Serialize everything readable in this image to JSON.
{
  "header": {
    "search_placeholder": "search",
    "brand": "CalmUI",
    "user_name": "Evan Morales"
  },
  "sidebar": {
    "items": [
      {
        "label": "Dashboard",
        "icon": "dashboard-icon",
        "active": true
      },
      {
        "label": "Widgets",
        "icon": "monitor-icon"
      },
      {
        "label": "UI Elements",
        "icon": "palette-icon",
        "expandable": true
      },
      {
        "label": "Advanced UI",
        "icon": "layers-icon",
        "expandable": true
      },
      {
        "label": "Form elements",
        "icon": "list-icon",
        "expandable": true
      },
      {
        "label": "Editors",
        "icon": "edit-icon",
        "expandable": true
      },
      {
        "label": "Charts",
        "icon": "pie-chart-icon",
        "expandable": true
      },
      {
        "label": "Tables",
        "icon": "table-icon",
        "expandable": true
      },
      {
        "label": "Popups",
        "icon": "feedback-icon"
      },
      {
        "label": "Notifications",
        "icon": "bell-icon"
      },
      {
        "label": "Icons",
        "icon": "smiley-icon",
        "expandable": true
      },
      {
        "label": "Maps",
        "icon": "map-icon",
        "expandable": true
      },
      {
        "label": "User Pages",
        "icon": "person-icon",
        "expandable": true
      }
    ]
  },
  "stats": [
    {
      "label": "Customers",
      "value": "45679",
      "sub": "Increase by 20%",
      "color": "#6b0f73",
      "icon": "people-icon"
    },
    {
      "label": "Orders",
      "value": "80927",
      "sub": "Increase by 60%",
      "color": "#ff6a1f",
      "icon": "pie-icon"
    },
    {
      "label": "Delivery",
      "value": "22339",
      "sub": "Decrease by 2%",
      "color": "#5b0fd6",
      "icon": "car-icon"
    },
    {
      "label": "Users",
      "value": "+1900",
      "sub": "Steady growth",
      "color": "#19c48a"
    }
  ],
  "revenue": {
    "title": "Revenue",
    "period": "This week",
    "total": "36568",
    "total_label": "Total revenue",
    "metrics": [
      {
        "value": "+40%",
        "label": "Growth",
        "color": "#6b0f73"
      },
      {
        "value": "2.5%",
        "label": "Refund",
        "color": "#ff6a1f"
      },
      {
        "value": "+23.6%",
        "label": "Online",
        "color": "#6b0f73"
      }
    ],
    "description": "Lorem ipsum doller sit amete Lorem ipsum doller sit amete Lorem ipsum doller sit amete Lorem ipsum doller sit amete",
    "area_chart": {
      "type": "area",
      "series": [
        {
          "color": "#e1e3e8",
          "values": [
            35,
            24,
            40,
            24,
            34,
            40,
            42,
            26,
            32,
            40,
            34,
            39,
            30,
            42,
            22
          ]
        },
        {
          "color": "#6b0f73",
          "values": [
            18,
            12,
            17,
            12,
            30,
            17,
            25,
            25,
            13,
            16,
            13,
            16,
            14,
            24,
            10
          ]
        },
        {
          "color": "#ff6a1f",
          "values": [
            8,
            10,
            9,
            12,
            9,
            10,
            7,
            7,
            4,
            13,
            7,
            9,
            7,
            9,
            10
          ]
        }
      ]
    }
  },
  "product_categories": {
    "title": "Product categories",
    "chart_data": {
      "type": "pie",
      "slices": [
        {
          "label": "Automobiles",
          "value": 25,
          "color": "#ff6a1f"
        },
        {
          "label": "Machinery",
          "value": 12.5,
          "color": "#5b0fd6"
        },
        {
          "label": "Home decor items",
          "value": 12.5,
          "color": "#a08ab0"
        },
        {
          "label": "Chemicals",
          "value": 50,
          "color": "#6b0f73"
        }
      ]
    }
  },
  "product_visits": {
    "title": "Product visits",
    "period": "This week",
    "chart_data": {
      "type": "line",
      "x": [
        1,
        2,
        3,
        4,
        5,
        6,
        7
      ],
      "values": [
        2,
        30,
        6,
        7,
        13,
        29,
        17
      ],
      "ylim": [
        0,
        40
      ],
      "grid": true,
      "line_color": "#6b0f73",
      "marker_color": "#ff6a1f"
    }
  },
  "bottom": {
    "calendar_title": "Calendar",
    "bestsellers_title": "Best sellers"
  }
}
===
## [WHAT YOU SHOULD DO]
Reproduce all the data word for word.

## [THE RESULT]
Serialize everything readable in this image to JSON.
{
  "header": {
    "search_placeholder": "search",
    "brand": "CalmUI",
    "user_name": "Evan Morales"
  },
  "sidebar": {
    "items": [
      {
        "label": "Dashboard",
        "icon": "dashboard-icon",
        "active": true
      },
      {
        "label": "Widgets",
        "icon": "monitor-icon"
      },
      {
        "label": "UI Elements",
        "icon": "palette-icon",
        "expandable": true
      },
      {
        "label": "Advanced UI",
        "icon": "layers-icon",
        "expandable": true
      },
      {
        "label": "Form elements",
        "icon": "list-icon",
        "expandable": true
      },
      {
        "label": "Editors",
        "icon": "edit-icon",
        "expandable": true
      },
      {
        "label": "Charts",
        "icon": "pie-chart-icon",
        "expandable": true
      },
      {
        "label": "Tables",
        "icon": "table-icon",
        "expandable": true
      },
      {
        "label": "Popups",
        "icon": "feedback-icon"
      },
      {
        "label": "Notifications",
        "icon": "bell-icon"
      },
      {
        "label": "Icons",
        "icon": "smiley-icon",
        "expandable": true
      },
      {
        "label": "Maps",
        "icon": "map-icon",
        "expandable": true
      },
      {
        "label": "User Pages",
        "icon": "person-icon",
        "expandable": true
      }
    ]
  },
  "stats": [
    {
      "label": "Customers",
      "value": "45679",
      "sub": "Increase by 20%",
      "color": "#6b0f73",
      "icon": "people-icon"
    },
    {
      "label": "Orders",
      "value": "80927",
      "sub": "Increase by 60%",
      "color": "#ff6a1f",
      "icon": "pie-icon"
    },
    {
      "label": "Delivery",
      "value": "22339",
      "sub": "Decrease by 2%",
      "color": "#5b0fd6",
      "icon": "car-icon"
    },
    {
      "label": "Users",
      "value": "+1900",
      "sub": "Steady growth",
      "color": "#19c48a"
    }
  ],
  "revenue": {
    "title": "Revenue",
    "period": "This week",
    "total": "36568",
    "total_label": "Total revenue",
    "metrics": [
      {
        "value": "+40%",
        "label": "Growth",
        "color": "#6b0f73"
      },
      {
        "value": "2.5%",
        "label": "Refund",
        "color": "#ff6a1f"
      },
      {
        "value": "+23.6%",
        "label": "Online",
        "color": "#6b0f73"
      }
    ],
    "description": "Lorem ipsum doller sit amete Lorem ipsum doller sit amete Lorem ipsum doller sit amete Lorem ipsum doller sit amete",
    "area_chart": {
      "type": "area",
      "series": [
        {
          "color": "#e1e3e8",
          "values": [
            35,
            24,
            40,
            24,
            34,
            40,
            42,
            26,
            32,
            40,
            34,
            39,
            30,
            42,
            22
          ]
        },
        {
          "color": "#6b0f73",
          "values": [
            18,
            12,
            17,
            12,
            30,
            17,
            25,
            25,
            13,
            16,
            13,
            16,
            14,
            24,
            10
          ]
        },
        {
          "color": "#ff6a1f",
          "values": [
            8,
            10,
            9,
            12,
            9,
            10,
            7,
            7,
            4,
            13,
            7,
            9,
            7,
            9,
            10
          ]
        }
      ]
    }
  },
  "product_categories": {
    "title": "Product categories",
    "chart_data": {
      "type": "pie",
      "slices": [
        {
          "label": "Automobiles",
          "value": 25,
          "color": "#ff6a1f"
        },
        {
          "label": "Machinery",
          "value": 12.5,
          "color": "#5b0fd6"
        },
        {
          "label": "Home decor items",
          "value": 12.5,
          "color": "#a08ab0"
        },
        {
          "label": "Chemicals",
          "value": 50,
          "color": "#6b0f73"
        }
      ]
    }
  },
  "product_visits": {
    "title": "Product visits",
    "period": "This week",
    "chart_data": {
      "type": "line",
      "x": [
        1,
        2,
        3,
        4,
        5,
        6,
        7
      ],
      "values": [
        2,
        30,
        6,
        7,
        13,
        29,
        17
      ],
      "ylim": [
        0,
        40
      ],
      "grid": true,
      "line_color": "#6b0f73",
      "marker_color": "#ff6a1f"
    }
  },
  "bottom": {
    "calendar_title": "Calendar",
    "bestsellers_title": "Best sellers"
  }
}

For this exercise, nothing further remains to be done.